───── DATA FOR THIS TASK ─────

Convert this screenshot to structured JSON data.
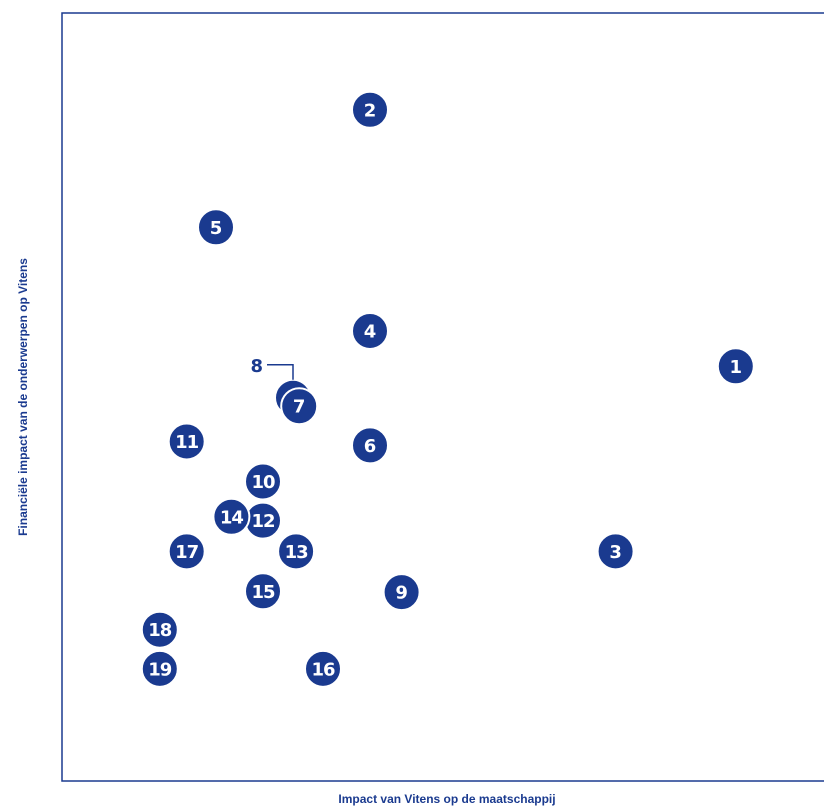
{
  "chart_data": {
    "type": "scatter",
    "title": "",
    "xlabel": "Impact van Vitens op de maatschappij",
    "ylabel": "Financiële impact van de onderwerpen op Vitens",
    "xlim": [
      0,
      100
    ],
    "ylim": [
      0,
      100
    ],
    "grid": false,
    "legend": "none",
    "colors": {
      "marker": "#1a3a8f",
      "frame": "#1a3a8f",
      "text": "#ffffff"
    },
    "points": [
      {
        "label": "1",
        "x": 87.5,
        "y": 54.0
      },
      {
        "label": "2",
        "x": 40.0,
        "y": 87.4
      },
      {
        "label": "3",
        "x": 71.9,
        "y": 29.9
      },
      {
        "label": "4",
        "x": 40.0,
        "y": 58.6
      },
      {
        "label": "5",
        "x": 20.0,
        "y": 72.1
      },
      {
        "label": "6",
        "x": 40.0,
        "y": 43.7
      },
      {
        "label": "7",
        "x": 30.8,
        "y": 48.8
      },
      {
        "label": "8",
        "x": 30.0,
        "y": 49.9,
        "callout": true
      },
      {
        "label": "9",
        "x": 44.1,
        "y": 24.6
      },
      {
        "label": "10",
        "x": 26.1,
        "y": 39.0
      },
      {
        "label": "11",
        "x": 16.2,
        "y": 44.2
      },
      {
        "label": "12",
        "x": 26.1,
        "y": 33.9
      },
      {
        "label": "13",
        "x": 30.4,
        "y": 29.9
      },
      {
        "label": "14",
        "x": 22.0,
        "y": 34.4
      },
      {
        "label": "15",
        "x": 26.1,
        "y": 24.7
      },
      {
        "label": "16",
        "x": 33.9,
        "y": 14.6
      },
      {
        "label": "17",
        "x": 16.2,
        "y": 29.9
      },
      {
        "label": "18",
        "x": 12.7,
        "y": 19.7
      },
      {
        "label": "19",
        "x": 12.7,
        "y": 14.6
      }
    ]
  }
}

─────

TASK |
Reproduce the whole listing exactly, but not the images in it.

ANSWER TO THIS PROBLEM |
Convert this screenshot to structured JSON data.
{
  "chart_data": {
    "type": "scatter",
    "title": "",
    "xlabel": "Impact van Vitens op de maatschappij",
    "ylabel": "Financiële impact van de onderwerpen op Vitens",
    "xlim": [
      0,
      100
    ],
    "ylim": [
      0,
      100
    ],
    "grid": false,
    "legend": "none",
    "colors": {
      "marker": "#1a3a8f",
      "frame": "#1a3a8f",
      "text": "#ffffff"
    },
    "points": [
      {
        "label": "1",
        "x": 87.5,
        "y": 54.0
      },
      {
        "label": "2",
        "x": 40.0,
        "y": 87.4
      },
      {
        "label": "3",
        "x": 71.9,
        "y": 29.9
      },
      {
        "label": "4",
        "x": 40.0,
        "y": 58.6
      },
      {
        "label": "5",
        "x": 20.0,
        "y": 72.1
      },
      {
        "label": "6",
        "x": 40.0,
        "y": 43.7
      },
      {
        "label": "7",
        "x": 30.8,
        "y": 48.8
      },
      {
        "label": "8",
        "x": 30.0,
        "y": 49.9,
        "callout": true
      },
      {
        "label": "9",
        "x": 44.1,
        "y": 24.6
      },
      {
        "label": "10",
        "x": 26.1,
        "y": 39.0
      },
      {
        "label": "11",
        "x": 16.2,
        "y": 44.2
      },
      {
        "label": "12",
        "x": 26.1,
        "y": 33.9
      },
      {
        "label": "13",
        "x": 30.4,
        "y": 29.9
      },
      {
        "label": "14",
        "x": 22.0,
        "y": 34.4
      },
      {
        "label": "15",
        "x": 26.1,
        "y": 24.7
      },
      {
        "label": "16",
        "x": 33.9,
        "y": 14.6
      },
      {
        "label": "17",
        "x": 16.2,
        "y": 29.9
      },
      {
        "label": "18",
        "x": 12.7,
        "y": 19.7
      },
      {
        "label": "19",
        "x": 12.7,
        "y": 14.6
      }
    ]
  }
}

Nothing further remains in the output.